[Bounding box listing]

········

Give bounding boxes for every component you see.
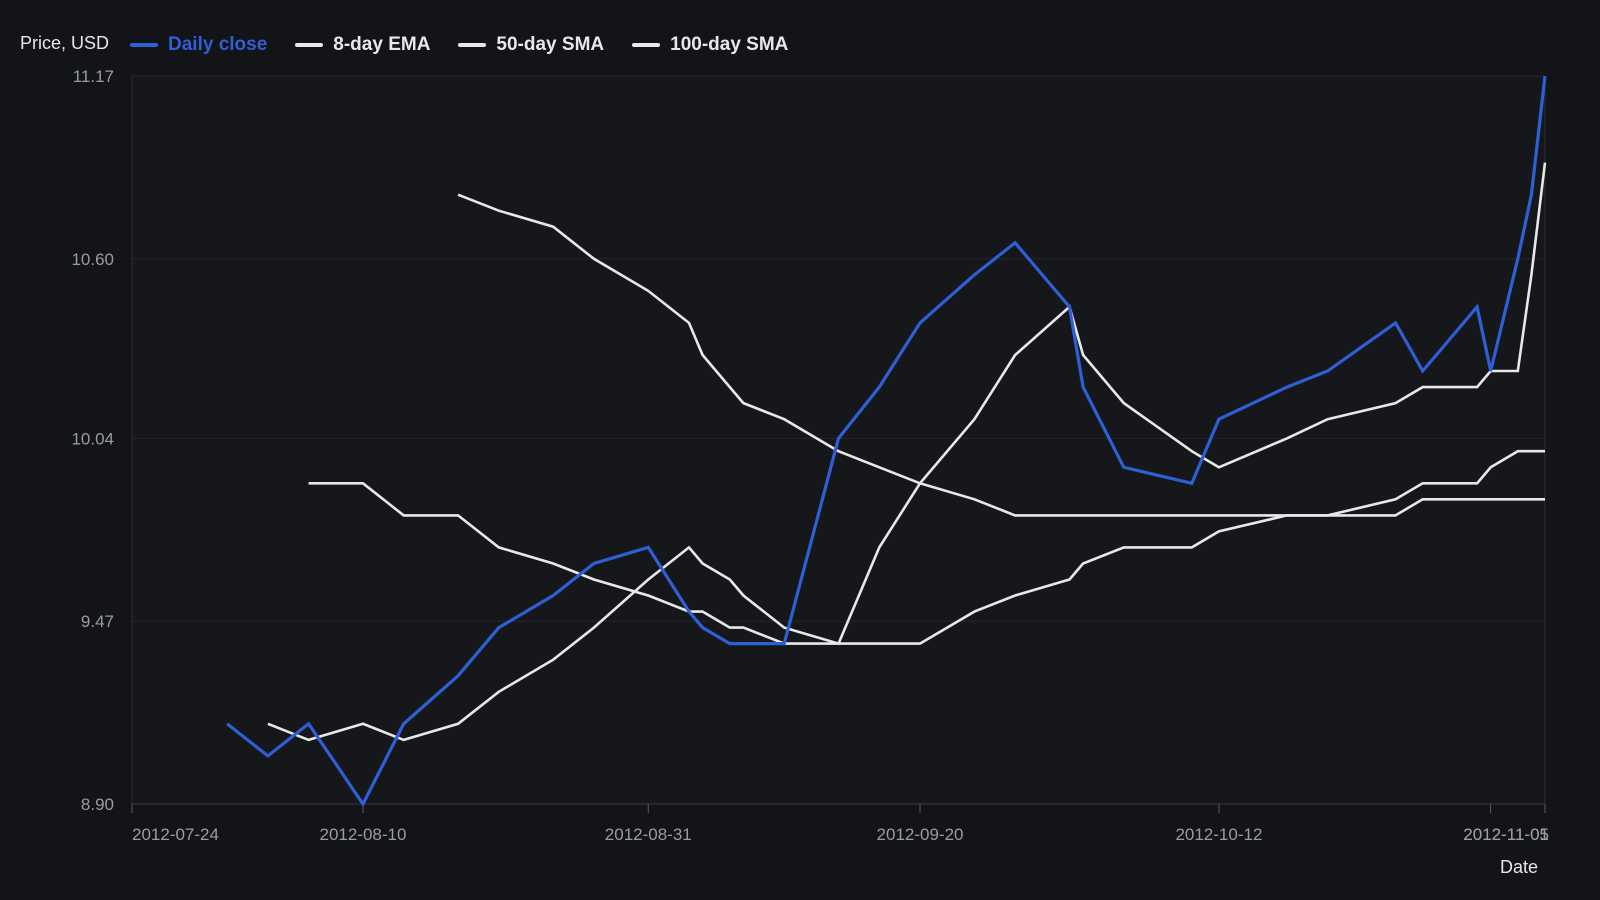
legend-swatch-daily-close (130, 43, 158, 47)
x-tick-label: 2012-10-12 (1175, 825, 1262, 844)
legend-item-50-day-sma[interactable]: 50-day SMA (458, 34, 604, 56)
y-axis-label: Price, USD (20, 33, 110, 53)
legend-label-100-day-sma: 100-day SMA (670, 34, 789, 55)
legend: Daily close 8-day EMA 50-day SMA 100-day… (130, 34, 788, 56)
legend-swatch-100-day-sma (632, 43, 661, 47)
legend-item-8-day-ema[interactable]: 8-day EMA (295, 34, 430, 56)
x-tick-label: 2012-11-01 (1463, 825, 1549, 844)
x-tick-label: 2012-08-10 (319, 825, 406, 844)
x-tick-label: 2012-09-20 (877, 825, 964, 844)
y-tick-label: 9.47 (81, 612, 114, 631)
legend-label-8-day-ema: 8-day EMA (333, 34, 431, 55)
x-tick-label: 2012-07-24 (132, 825, 219, 844)
series-line-8-day-ema (267, 162, 1547, 742)
y-tick-label: 10.60 (71, 250, 114, 269)
x-axis-label: Date (1500, 857, 1539, 877)
y-tick-label: 8.90 (81, 795, 114, 814)
x-tick-label: 2012-08-31 (605, 825, 692, 844)
series-line-50-day-sma (457, 193, 1545, 517)
legend-swatch-8-day-ema (295, 43, 324, 47)
series-line-100-day-sma (308, 449, 1545, 645)
series-line-daily-close (226, 75, 1547, 808)
y-tick-label: 11.17 (73, 67, 114, 86)
legend-item-daily-close[interactable]: Daily close (130, 34, 267, 56)
legend-swatch-50-day-sma (458, 43, 487, 47)
legend-label-50-day-sma: 50-day SMA (496, 34, 605, 55)
y-tick-label: 10.04 (71, 429, 114, 448)
x-tick-label: 2012-11-05 (1463, 825, 1549, 844)
legend-item-100-day-sma[interactable]: 100-day SMA (632, 34, 788, 56)
legend-label-daily-close: Daily close (168, 34, 268, 55)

········

Reproduce each line of the listing above verbatim, leaving out the pictures.

Give bounding boxes for every component you see.
legend-swatch-daily-close (130, 43, 158, 47)
x-tick-label: 2012-10-12 (1175, 825, 1262, 844)
legend-item-50-day-sma[interactable]: 50-day SMA (458, 34, 604, 56)
y-axis-label: Price, USD (20, 33, 110, 53)
legend-label-100-day-sma: 100-day SMA (670, 34, 789, 55)
legend: Daily close 8-day EMA 50-day SMA 100-day… (130, 34, 788, 56)
legend-swatch-100-day-sma (632, 43, 661, 47)
legend-item-8-day-ema[interactable]: 8-day EMA (295, 34, 430, 56)
x-tick-label: 2012-11-01 (1463, 825, 1549, 844)
x-tick-label: 2012-08-10 (319, 825, 406, 844)
x-tick-label: 2012-09-20 (877, 825, 964, 844)
y-tick-label: 9.47 (81, 612, 114, 631)
legend-label-8-day-ema: 8-day EMA (333, 34, 431, 55)
x-tick-label: 2012-07-24 (132, 825, 219, 844)
series-line-8-day-ema (267, 162, 1547, 742)
y-tick-label: 10.60 (71, 250, 114, 269)
x-axis-label: Date (1500, 857, 1539, 877)
y-tick-label: 8.90 (81, 795, 114, 814)
x-tick-label: 2012-08-31 (605, 825, 692, 844)
series-line-50-day-sma (457, 193, 1545, 517)
legend-swatch-8-day-ema (295, 43, 324, 47)
series-line-100-day-sma (308, 449, 1545, 645)
series-line-daily-close (226, 75, 1547, 808)
y-tick-label: 11.17 (73, 67, 114, 86)
legend-item-daily-close[interactable]: Daily close (130, 34, 267, 56)
legend-swatch-50-day-sma (458, 43, 487, 47)
legend-label-50-day-sma: 50-day SMA (496, 34, 605, 55)
y-tick-label: 10.04 (71, 429, 114, 448)
x-tick-label: 2012-11-05 (1463, 825, 1549, 844)
legend-item-100-day-sma[interactable]: 100-day SMA (632, 34, 788, 56)
legend-label-daily-close: Daily close (168, 34, 268, 55)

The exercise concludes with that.